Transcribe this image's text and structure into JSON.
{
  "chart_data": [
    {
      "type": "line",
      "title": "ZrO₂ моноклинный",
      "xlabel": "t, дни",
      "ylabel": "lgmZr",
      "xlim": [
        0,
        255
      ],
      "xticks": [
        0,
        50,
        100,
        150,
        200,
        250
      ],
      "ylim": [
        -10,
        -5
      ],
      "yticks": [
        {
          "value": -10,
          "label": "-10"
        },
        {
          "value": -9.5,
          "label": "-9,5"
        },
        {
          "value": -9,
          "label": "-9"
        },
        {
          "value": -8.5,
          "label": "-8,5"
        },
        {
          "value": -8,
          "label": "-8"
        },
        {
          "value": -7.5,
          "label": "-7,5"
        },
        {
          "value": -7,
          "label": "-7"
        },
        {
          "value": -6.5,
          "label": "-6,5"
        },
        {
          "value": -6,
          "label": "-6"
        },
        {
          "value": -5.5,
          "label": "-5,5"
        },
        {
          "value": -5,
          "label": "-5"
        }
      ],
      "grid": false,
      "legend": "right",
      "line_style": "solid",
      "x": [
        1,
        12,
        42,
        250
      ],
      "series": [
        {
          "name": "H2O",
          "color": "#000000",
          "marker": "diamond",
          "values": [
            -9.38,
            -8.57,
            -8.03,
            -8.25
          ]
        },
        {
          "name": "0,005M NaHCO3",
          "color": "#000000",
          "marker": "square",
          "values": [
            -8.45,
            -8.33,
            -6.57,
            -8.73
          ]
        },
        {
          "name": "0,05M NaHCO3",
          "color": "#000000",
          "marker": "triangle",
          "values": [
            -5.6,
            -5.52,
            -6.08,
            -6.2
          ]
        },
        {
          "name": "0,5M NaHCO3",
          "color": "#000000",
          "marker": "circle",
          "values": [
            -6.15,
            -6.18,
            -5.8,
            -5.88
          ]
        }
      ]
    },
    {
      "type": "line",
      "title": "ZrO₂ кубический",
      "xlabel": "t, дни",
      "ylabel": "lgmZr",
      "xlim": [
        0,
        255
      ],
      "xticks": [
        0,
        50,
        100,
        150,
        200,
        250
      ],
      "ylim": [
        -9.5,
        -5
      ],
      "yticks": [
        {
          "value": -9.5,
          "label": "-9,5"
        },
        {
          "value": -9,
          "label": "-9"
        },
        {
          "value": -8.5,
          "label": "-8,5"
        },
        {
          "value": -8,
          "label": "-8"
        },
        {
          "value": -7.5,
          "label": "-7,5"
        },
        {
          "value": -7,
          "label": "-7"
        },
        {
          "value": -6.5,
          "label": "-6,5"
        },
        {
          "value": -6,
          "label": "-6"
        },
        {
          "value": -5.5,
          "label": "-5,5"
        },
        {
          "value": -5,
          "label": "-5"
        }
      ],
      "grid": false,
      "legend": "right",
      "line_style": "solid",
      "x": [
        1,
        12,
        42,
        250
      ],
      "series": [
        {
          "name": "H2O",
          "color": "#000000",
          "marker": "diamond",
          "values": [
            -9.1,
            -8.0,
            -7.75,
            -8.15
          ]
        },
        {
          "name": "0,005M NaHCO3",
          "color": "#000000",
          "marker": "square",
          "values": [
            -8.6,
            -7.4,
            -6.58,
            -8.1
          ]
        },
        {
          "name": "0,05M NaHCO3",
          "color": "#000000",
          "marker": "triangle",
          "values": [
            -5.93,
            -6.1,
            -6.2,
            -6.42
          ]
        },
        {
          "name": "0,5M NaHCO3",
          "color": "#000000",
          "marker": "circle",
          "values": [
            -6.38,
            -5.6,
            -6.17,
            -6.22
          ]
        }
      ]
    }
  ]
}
********
Requirement>
Would you give the material above again, complete and exact?

Written response>
Transcribe this image's text and structure into JSON.
{
  "chart_data": [
    {
      "type": "line",
      "title": "ZrO₂ моноклинный",
      "xlabel": "t, дни",
      "ylabel": "lgmZr",
      "xlim": [
        0,
        255
      ],
      "xticks": [
        0,
        50,
        100,
        150,
        200,
        250
      ],
      "ylim": [
        -10,
        -5
      ],
      "yticks": [
        {
          "value": -10,
          "label": "-10"
        },
        {
          "value": -9.5,
          "label": "-9,5"
        },
        {
          "value": -9,
          "label": "-9"
        },
        {
          "value": -8.5,
          "label": "-8,5"
        },
        {
          "value": -8,
          "label": "-8"
        },
        {
          "value": -7.5,
          "label": "-7,5"
        },
        {
          "value": -7,
          "label": "-7"
        },
        {
          "value": -6.5,
          "label": "-6,5"
        },
        {
          "value": -6,
          "label": "-6"
        },
        {
          "value": -5.5,
          "label": "-5,5"
        },
        {
          "value": -5,
          "label": "-5"
        }
      ],
      "grid": false,
      "legend": "right",
      "line_style": "solid",
      "x": [
        1,
        12,
        42,
        250
      ],
      "series": [
        {
          "name": "H2O",
          "color": "#000000",
          "marker": "diamond",
          "values": [
            -9.38,
            -8.57,
            -8.03,
            -8.25
          ]
        },
        {
          "name": "0,005M NaHCO3",
          "color": "#000000",
          "marker": "square",
          "values": [
            -8.45,
            -8.33,
            -6.57,
            -8.73
          ]
        },
        {
          "name": "0,05M NaHCO3",
          "color": "#000000",
          "marker": "triangle",
          "values": [
            -5.6,
            -5.52,
            -6.08,
            -6.2
          ]
        },
        {
          "name": "0,5M NaHCO3",
          "color": "#000000",
          "marker": "circle",
          "values": [
            -6.15,
            -6.18,
            -5.8,
            -5.88
          ]
        }
      ]
    },
    {
      "type": "line",
      "title": "ZrO₂ кубический",
      "xlabel": "t, дни",
      "ylabel": "lgmZr",
      "xlim": [
        0,
        255
      ],
      "xticks": [
        0,
        50,
        100,
        150,
        200,
        250
      ],
      "ylim": [
        -9.5,
        -5
      ],
      "yticks": [
        {
          "value": -9.5,
          "label": "-9,5"
        },
        {
          "value": -9,
          "label": "-9"
        },
        {
          "value": -8.5,
          "label": "-8,5"
        },
        {
          "value": -8,
          "label": "-8"
        },
        {
          "value": -7.5,
          "label": "-7,5"
        },
        {
          "value": -7,
          "label": "-7"
        },
        {
          "value": -6.5,
          "label": "-6,5"
        },
        {
          "value": -6,
          "label": "-6"
        },
        {
          "value": -5.5,
          "label": "-5,5"
        },
        {
          "value": -5,
          "label": "-5"
        }
      ],
      "grid": false,
      "legend": "right",
      "line_style": "solid",
      "x": [
        1,
        12,
        42,
        250
      ],
      "series": [
        {
          "name": "H2O",
          "color": "#000000",
          "marker": "diamond",
          "values": [
            -9.1,
            -8.0,
            -7.75,
            -8.15
          ]
        },
        {
          "name": "0,005M NaHCO3",
          "color": "#000000",
          "marker": "square",
          "values": [
            -8.6,
            -7.4,
            -6.58,
            -8.1
          ]
        },
        {
          "name": "0,05M NaHCO3",
          "color": "#000000",
          "marker": "triangle",
          "values": [
            -5.93,
            -6.1,
            -6.2,
            -6.42
          ]
        },
        {
          "name": "0,5M NaHCO3",
          "color": "#000000",
          "marker": "circle",
          "values": [
            -6.38,
            -5.6,
            -6.17,
            -6.22
          ]
        }
      ]
    }
  ]
}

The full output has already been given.